Copy every line of the data in which the word "bracket" occurs.

[Start of section]

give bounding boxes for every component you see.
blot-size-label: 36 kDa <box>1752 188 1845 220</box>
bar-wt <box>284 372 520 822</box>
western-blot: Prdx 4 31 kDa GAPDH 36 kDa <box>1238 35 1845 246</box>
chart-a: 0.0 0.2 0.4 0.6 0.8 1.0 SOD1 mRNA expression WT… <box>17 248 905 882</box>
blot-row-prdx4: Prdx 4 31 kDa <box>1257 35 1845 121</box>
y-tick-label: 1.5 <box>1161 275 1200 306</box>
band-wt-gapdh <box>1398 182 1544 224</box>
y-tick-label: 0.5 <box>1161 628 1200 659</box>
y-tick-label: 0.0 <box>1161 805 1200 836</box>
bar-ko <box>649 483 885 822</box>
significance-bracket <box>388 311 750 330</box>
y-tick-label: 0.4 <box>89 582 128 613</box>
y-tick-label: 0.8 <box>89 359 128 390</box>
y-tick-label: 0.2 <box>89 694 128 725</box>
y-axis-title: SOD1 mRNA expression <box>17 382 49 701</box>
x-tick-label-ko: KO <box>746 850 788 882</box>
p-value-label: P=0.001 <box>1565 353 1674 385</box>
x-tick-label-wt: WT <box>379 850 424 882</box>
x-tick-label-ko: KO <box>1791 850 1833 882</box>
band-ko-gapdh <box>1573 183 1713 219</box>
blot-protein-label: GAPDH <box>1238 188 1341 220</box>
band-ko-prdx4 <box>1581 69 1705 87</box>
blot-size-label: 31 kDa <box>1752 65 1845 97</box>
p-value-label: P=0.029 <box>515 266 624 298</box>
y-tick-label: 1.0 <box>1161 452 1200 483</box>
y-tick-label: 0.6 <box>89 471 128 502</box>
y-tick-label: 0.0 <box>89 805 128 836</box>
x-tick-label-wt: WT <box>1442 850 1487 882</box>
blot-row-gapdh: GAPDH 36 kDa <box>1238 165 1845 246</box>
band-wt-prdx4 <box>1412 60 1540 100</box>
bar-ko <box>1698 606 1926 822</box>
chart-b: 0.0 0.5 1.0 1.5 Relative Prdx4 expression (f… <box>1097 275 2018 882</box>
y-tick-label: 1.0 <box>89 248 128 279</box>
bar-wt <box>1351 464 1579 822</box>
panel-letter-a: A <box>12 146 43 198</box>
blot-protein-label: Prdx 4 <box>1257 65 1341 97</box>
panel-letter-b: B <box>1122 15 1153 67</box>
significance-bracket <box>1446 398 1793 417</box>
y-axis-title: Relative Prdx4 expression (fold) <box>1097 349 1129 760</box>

[End of section]

| ANSWER SPACE |
significance-bracket <box>388 311 750 330</box>
significance-bracket <box>1446 398 1793 417</box>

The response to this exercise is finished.